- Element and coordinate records

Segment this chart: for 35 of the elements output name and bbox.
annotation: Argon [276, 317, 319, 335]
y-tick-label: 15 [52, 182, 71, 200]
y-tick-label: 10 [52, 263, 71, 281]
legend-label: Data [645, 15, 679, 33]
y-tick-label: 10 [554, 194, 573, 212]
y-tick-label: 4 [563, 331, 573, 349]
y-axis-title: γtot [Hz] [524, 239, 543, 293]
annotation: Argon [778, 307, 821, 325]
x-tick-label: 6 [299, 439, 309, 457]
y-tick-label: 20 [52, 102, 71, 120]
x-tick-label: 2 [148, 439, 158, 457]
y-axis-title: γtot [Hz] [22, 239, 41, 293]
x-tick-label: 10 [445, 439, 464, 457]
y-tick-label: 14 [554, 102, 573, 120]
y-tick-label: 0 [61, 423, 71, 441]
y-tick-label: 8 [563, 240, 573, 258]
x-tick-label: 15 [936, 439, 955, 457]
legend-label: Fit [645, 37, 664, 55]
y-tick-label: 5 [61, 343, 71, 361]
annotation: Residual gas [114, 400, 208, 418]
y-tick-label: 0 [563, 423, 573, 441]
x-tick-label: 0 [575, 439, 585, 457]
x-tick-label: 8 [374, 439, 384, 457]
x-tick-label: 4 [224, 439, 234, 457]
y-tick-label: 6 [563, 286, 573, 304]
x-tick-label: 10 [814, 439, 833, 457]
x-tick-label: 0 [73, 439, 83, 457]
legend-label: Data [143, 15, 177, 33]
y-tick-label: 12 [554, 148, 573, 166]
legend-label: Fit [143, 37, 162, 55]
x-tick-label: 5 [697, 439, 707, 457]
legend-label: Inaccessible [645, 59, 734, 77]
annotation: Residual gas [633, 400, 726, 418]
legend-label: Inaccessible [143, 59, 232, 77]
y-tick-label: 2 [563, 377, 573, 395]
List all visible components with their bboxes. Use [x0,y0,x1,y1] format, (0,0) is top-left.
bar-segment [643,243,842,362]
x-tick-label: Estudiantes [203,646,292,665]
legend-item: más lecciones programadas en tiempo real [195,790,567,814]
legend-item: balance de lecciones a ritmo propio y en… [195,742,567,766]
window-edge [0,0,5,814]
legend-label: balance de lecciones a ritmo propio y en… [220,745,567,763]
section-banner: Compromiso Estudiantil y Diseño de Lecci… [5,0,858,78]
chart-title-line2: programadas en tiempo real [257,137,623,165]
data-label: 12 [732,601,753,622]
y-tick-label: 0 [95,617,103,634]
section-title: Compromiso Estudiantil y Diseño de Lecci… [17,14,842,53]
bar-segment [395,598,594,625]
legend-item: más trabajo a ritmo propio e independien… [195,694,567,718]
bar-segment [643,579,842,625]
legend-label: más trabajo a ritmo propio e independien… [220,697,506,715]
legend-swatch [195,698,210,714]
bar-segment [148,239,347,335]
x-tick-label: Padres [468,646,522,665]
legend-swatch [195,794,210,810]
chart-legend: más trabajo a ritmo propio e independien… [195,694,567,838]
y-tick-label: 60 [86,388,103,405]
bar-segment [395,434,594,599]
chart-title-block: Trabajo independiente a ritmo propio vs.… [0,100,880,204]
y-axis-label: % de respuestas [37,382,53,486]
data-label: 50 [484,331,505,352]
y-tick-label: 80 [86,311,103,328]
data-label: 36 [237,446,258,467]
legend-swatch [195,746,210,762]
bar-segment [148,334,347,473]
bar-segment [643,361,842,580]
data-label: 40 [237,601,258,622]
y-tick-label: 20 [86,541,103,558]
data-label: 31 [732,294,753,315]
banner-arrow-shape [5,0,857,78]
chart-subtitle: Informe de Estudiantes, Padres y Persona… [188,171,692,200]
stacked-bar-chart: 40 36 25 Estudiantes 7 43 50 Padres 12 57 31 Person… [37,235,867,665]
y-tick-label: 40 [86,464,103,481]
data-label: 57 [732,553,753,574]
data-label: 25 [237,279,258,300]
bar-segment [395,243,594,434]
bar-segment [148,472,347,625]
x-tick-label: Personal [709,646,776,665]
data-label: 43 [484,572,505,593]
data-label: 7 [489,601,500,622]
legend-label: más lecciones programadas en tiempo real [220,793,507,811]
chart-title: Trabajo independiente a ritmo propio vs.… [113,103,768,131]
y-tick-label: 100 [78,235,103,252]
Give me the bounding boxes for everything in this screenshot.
* * *
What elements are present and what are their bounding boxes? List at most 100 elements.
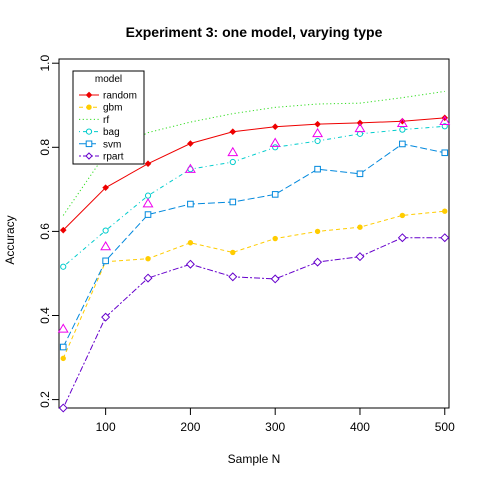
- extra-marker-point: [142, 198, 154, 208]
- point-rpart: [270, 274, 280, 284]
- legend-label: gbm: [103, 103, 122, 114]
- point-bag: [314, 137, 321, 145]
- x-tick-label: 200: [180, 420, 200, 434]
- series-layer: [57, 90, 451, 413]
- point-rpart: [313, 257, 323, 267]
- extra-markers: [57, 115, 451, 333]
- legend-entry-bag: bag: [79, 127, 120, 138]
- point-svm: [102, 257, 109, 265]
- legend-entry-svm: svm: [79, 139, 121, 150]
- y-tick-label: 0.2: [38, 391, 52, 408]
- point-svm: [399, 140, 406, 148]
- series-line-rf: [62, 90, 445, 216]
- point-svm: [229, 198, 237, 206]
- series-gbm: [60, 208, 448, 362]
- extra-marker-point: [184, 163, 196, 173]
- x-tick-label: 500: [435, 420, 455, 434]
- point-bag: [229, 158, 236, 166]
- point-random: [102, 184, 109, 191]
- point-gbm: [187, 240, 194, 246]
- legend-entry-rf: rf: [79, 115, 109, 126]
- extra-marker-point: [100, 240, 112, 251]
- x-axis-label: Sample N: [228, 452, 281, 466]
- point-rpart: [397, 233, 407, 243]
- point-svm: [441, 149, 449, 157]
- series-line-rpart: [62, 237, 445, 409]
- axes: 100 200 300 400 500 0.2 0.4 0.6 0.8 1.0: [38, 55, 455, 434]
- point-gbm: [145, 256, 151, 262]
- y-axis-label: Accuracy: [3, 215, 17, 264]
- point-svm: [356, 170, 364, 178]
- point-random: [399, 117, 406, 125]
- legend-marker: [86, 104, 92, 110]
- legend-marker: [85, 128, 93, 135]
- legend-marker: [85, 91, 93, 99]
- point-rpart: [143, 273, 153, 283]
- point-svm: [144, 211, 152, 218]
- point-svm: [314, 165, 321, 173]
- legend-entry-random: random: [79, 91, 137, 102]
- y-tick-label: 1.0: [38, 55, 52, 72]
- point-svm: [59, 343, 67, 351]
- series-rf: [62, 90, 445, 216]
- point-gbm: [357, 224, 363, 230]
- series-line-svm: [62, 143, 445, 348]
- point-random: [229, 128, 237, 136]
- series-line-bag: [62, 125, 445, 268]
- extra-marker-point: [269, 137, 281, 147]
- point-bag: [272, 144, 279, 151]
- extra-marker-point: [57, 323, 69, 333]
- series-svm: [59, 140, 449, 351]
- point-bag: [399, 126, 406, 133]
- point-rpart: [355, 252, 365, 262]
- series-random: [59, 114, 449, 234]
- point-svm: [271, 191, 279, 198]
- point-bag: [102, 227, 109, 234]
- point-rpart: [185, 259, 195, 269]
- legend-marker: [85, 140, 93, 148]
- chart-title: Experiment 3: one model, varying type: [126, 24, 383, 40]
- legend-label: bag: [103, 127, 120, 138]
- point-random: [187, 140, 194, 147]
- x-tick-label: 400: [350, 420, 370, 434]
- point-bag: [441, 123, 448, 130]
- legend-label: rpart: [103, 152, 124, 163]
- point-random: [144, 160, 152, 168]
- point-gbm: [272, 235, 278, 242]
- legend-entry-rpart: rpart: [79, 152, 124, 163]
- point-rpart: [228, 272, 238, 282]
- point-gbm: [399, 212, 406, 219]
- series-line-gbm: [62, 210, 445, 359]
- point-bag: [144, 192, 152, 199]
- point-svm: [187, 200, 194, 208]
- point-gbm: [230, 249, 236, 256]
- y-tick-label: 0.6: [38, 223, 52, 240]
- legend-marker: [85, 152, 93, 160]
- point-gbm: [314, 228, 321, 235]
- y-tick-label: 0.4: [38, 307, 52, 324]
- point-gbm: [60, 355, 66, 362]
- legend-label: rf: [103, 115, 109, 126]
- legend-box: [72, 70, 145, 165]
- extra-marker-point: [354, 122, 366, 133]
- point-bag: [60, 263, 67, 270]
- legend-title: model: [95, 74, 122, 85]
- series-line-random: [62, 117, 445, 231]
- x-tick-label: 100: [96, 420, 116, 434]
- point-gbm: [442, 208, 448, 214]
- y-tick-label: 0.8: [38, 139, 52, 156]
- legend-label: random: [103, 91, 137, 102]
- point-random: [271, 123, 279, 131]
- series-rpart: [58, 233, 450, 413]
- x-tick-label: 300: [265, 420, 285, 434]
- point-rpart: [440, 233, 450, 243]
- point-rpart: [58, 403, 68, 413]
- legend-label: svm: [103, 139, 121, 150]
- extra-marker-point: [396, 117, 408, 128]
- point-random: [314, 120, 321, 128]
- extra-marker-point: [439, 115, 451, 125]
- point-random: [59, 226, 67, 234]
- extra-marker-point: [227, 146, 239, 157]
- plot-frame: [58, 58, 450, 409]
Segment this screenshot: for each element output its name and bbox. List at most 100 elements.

- EXERCISE GOAL
Reproduce the rows from the line with "Segment this chart: for" up to and including the line with "x-tick-label: 0 [575, 439, 585, 457]", without any changes.

- ANSWER IN FULL
Segment this chart: for 35 of the elements output name and bbox.
annotation: Argon [276, 317, 319, 335]
y-tick-label: 15 [52, 182, 71, 200]
y-tick-label: 10 [52, 263, 71, 281]
legend-label: Data [645, 15, 679, 33]
y-tick-label: 10 [554, 194, 573, 212]
y-tick-label: 4 [563, 331, 573, 349]
y-axis-title: γtot [Hz] [524, 239, 543, 293]
annotation: Argon [778, 307, 821, 325]
x-tick-label: 6 [299, 439, 309, 457]
y-tick-label: 20 [52, 102, 71, 120]
x-tick-label: 2 [148, 439, 158, 457]
y-axis-title: γtot [Hz] [22, 239, 41, 293]
x-tick-label: 10 [445, 439, 464, 457]
y-tick-label: 14 [554, 102, 573, 120]
y-tick-label: 0 [61, 423, 71, 441]
y-tick-label: 8 [563, 240, 573, 258]
x-tick-label: 15 [936, 439, 955, 457]
legend-label: Fit [645, 37, 664, 55]
y-tick-label: 5 [61, 343, 71, 361]
annotation: Residual gas [114, 400, 208, 418]
y-tick-label: 0 [563, 423, 573, 441]
x-tick-label: 0 [575, 439, 585, 457]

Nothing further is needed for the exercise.